* WHAT IS NEEDED *
Output all the material that follows, exactly as given.

* AVAILABLE DATA *
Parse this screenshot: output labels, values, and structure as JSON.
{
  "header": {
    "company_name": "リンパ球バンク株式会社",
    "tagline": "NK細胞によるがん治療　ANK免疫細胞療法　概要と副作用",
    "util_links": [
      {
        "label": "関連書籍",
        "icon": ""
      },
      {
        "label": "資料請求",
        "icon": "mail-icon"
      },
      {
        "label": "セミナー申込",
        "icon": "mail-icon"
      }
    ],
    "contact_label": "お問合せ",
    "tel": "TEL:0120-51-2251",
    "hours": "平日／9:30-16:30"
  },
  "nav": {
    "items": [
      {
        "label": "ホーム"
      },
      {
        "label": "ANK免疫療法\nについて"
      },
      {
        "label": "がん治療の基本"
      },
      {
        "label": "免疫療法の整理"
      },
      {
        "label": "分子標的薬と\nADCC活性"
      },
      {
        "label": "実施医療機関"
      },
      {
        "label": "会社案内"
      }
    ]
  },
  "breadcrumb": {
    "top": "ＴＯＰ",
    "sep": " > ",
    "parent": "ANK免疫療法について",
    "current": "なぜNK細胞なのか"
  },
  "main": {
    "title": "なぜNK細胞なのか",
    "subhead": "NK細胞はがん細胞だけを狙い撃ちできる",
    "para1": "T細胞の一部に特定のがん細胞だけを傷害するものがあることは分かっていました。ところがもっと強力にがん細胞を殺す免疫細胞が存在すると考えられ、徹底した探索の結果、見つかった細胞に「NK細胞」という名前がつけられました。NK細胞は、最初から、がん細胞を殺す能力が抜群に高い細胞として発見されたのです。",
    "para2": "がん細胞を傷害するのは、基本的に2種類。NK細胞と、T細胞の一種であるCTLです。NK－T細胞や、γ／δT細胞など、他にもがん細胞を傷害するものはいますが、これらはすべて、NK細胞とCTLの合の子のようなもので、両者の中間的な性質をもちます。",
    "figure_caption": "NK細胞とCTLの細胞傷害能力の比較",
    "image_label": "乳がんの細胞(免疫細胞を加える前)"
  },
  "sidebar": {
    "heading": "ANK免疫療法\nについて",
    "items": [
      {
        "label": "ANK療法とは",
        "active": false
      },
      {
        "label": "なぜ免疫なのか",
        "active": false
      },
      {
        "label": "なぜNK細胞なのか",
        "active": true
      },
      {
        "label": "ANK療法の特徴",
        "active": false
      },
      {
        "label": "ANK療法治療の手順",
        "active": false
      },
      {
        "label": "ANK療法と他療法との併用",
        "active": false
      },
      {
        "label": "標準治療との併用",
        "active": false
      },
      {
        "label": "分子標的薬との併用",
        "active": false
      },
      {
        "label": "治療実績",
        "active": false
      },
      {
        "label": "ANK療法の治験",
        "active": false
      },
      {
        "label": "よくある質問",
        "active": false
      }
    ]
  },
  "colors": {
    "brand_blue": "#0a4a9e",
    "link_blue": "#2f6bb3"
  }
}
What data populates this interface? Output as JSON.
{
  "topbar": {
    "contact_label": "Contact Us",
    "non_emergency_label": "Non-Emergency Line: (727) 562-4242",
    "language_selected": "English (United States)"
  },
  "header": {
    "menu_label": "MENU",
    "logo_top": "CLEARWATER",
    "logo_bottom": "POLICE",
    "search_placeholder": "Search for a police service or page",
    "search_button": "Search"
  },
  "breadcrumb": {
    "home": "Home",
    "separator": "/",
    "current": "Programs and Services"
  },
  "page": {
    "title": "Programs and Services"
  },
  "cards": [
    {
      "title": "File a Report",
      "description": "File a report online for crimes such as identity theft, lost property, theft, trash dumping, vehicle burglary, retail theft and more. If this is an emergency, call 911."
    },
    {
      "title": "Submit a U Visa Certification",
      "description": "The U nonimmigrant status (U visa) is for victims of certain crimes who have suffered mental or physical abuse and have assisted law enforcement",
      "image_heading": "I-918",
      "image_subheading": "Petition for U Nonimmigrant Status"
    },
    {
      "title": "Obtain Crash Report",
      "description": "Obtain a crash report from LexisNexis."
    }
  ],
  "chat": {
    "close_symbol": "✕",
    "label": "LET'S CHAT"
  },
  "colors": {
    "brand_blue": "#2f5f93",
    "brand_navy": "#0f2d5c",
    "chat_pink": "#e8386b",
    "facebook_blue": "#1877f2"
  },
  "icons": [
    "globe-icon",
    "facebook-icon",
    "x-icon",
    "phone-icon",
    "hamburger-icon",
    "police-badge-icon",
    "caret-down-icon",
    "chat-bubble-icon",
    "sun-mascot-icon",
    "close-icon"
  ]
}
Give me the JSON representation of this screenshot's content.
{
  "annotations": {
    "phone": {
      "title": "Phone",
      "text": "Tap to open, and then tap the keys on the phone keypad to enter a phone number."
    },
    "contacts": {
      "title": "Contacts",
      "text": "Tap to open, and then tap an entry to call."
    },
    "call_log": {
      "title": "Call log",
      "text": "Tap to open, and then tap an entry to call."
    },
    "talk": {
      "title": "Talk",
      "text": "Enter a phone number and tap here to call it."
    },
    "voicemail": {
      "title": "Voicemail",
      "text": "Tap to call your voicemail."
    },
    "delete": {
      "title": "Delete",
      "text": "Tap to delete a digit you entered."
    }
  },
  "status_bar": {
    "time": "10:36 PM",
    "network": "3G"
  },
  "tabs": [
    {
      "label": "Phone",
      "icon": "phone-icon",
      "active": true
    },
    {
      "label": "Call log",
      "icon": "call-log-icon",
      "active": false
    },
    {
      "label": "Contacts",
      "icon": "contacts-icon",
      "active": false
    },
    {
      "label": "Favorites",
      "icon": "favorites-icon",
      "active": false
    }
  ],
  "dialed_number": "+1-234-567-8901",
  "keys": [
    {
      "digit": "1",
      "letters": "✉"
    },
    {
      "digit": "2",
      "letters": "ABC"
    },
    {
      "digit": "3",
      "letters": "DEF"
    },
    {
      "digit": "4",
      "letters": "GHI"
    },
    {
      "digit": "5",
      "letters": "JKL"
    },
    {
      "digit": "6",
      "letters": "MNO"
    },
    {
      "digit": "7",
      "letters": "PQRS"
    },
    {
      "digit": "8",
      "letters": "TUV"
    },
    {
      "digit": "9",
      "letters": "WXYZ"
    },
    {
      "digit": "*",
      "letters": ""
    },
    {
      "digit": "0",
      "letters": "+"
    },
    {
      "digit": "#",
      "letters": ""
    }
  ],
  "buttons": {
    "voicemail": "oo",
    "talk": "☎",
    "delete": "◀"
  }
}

* CORRECT OUTPUT *
Parse this screenshot: output labels, values, and structure as JSON.
{
  "header": {
    "company_name": "リンパ球バンク株式会社",
    "tagline": "NK細胞によるがん治療　ANK免疫細胞療法　概要と副作用",
    "util_links": [
      {
        "label": "関連書籍",
        "icon": ""
      },
      {
        "label": "資料請求",
        "icon": "mail-icon"
      },
      {
        "label": "セミナー申込",
        "icon": "mail-icon"
      }
    ],
    "contact_label": "お問合せ",
    "tel": "TEL:0120-51-2251",
    "hours": "平日／9:30-16:30"
  },
  "nav": {
    "items": [
      {
        "label": "ホーム"
      },
      {
        "label": "ANK免疫療法\nについて"
      },
      {
        "label": "がん治療の基本"
      },
      {
        "label": "免疫療法の整理"
      },
      {
        "label": "分子標的薬と\nADCC活性"
      },
      {
        "label": "実施医療機関"
      },
      {
        "label": "会社案内"
      }
    ]
  },
  "breadcrumb": {
    "top": "ＴＯＰ",
    "sep": " > ",
    "parent": "ANK免疫療法について",
    "current": "なぜNK細胞なのか"
  },
  "main": {
    "title": "なぜNK細胞なのか",
    "subhead": "NK細胞はがん細胞だけを狙い撃ちできる",
    "para1": "T細胞の一部に特定のがん細胞だけを傷害するものがあることは分かっていました。ところがもっと強力にがん細胞を殺す免疫細胞が存在すると考えられ、徹底した探索の結果、見つかった細胞に「NK細胞」という名前がつけられました。NK細胞は、最初から、がん細胞を殺す能力が抜群に高い細胞として発見されたのです。",
    "para2": "がん細胞を傷害するのは、基本的に2種類。NK細胞と、T細胞の一種であるCTLです。NK－T細胞や、γ／δT細胞など、他にもがん細胞を傷害するものはいますが、これらはすべて、NK細胞とCTLの合の子のようなもので、両者の中間的な性質をもちます。",
    "figure_caption": "NK細胞とCTLの細胞傷害能力の比較",
    "image_label": "乳がんの細胞(免疫細胞を加える前)"
  },
  "sidebar": {
    "heading": "ANK免疫療法\nについて",
    "items": [
      {
        "label": "ANK療法とは",
        "active": false
      },
      {
        "label": "なぜ免疫なのか",
        "active": false
      },
      {
        "label": "なぜNK細胞なのか",
        "active": true
      },
      {
        "label": "ANK療法の特徴",
        "active": false
      },
      {
        "label": "ANK療法治療の手順",
        "active": false
      },
      {
        "label": "ANK療法と他療法との併用",
        "active": false
      },
      {
        "label": "標準治療との併用",
        "active": false
      },
      {
        "label": "分子標的薬との併用",
        "active": false
      },
      {
        "label": "治療実績",
        "active": false
      },
      {
        "label": "ANK療法の治験",
        "active": false
      },
      {
        "label": "よくある質問",
        "active": false
      }
    ]
  },
  "colors": {
    "brand_blue": "#0a4a9e",
    "link_blue": "#2f6bb3"
  }
}
What data populates this interface? Output as JSON.
{
  "topbar": {
    "contact_label": "Contact Us",
    "non_emergency_label": "Non-Emergency Line: (727) 562-4242",
    "language_selected": "English (United States)"
  },
  "header": {
    "menu_label": "MENU",
    "logo_top": "CLEARWATER",
    "logo_bottom": "POLICE",
    "search_placeholder": "Search for a police service or page",
    "search_button": "Search"
  },
  "breadcrumb": {
    "home": "Home",
    "separator": "/",
    "current": "Programs and Services"
  },
  "page": {
    "title": "Programs and Services"
  },
  "cards": [
    {
      "title": "File a Report",
      "description": "File a report online for crimes such as identity theft, lost property, theft, trash dumping, vehicle burglary, retail theft and more. If this is an emergency, call 911."
    },
    {
      "title": "Submit a U Visa Certification",
      "description": "The U nonimmigrant status (U visa) is for victims of certain crimes who have suffered mental or physical abuse and have assisted law enforcement",
      "image_heading": "I-918",
      "image_subheading": "Petition for U Nonimmigrant Status"
    },
    {
      "title": "Obtain Crash Report",
      "description": "Obtain a crash report from LexisNexis."
    }
  ],
  "chat": {
    "close_symbol": "✕",
    "label": "LET'S CHAT"
  },
  "colors": {
    "brand_blue": "#2f5f93",
    "brand_navy": "#0f2d5c",
    "chat_pink": "#e8386b",
    "facebook_blue": "#1877f2"
  },
  "icons": [
    "globe-icon",
    "facebook-icon",
    "x-icon",
    "phone-icon",
    "hamburger-icon",
    "police-badge-icon",
    "caret-down-icon",
    "chat-bubble-icon",
    "sun-mascot-icon",
    "close-icon"
  ]
}
Give me the JSON representation of this screenshot's content.
{
  "annotations": {
    "phone": {
      "title": "Phone",
      "text": "Tap to open, and then tap the keys on the phone keypad to enter a phone number."
    },
    "contacts": {
      "title": "Contacts",
      "text": "Tap to open, and then tap an entry to call."
    },
    "call_log": {
      "title": "Call log",
      "text": "Tap to open, and then tap an entry to call."
    },
    "talk": {
      "title": "Talk",
      "text": "Enter a phone number and tap here to call it."
    },
    "voicemail": {
      "title": "Voicemail",
      "text": "Tap to call your voicemail."
    },
    "delete": {
      "title": "Delete",
      "text": "Tap to delete a digit you entered."
    }
  },
  "status_bar": {
    "time": "10:36 PM",
    "network": "3G"
  },
  "tabs": [
    {
      "label": "Phone",
      "icon": "phone-icon",
      "active": true
    },
    {
      "label": "Call log",
      "icon": "call-log-icon",
      "active": false
    },
    {
      "label": "Contacts",
      "icon": "contacts-icon",
      "active": false
    },
    {
      "label": "Favorites",
      "icon": "favorites-icon",
      "active": false
    }
  ],
  "dialed_number": "+1-234-567-8901",
  "keys": [
    {
      "digit": "1",
      "letters": "✉"
    },
    {
      "digit": "2",
      "letters": "ABC"
    },
    {
      "digit": "3",
      "letters": "DEF"
    },
    {
      "digit": "4",
      "letters": "GHI"
    },
    {
      "digit": "5",
      "letters": "JKL"
    },
    {
      "digit": "6",
      "letters": "MNO"
    },
    {
      "digit": "7",
      "letters": "PQRS"
    },
    {
      "digit": "8",
      "letters": "TUV"
    },
    {
      "digit": "9",
      "letters": "WXYZ"
    },
    {
      "digit": "*",
      "letters": ""
    },
    {
      "digit": "0",
      "letters": "+"
    },
    {
      "digit": "#",
      "letters": ""
    }
  ],
  "buttons": {
    "voicemail": "oo",
    "talk": "☎",
    "delete": "◀"
  }
}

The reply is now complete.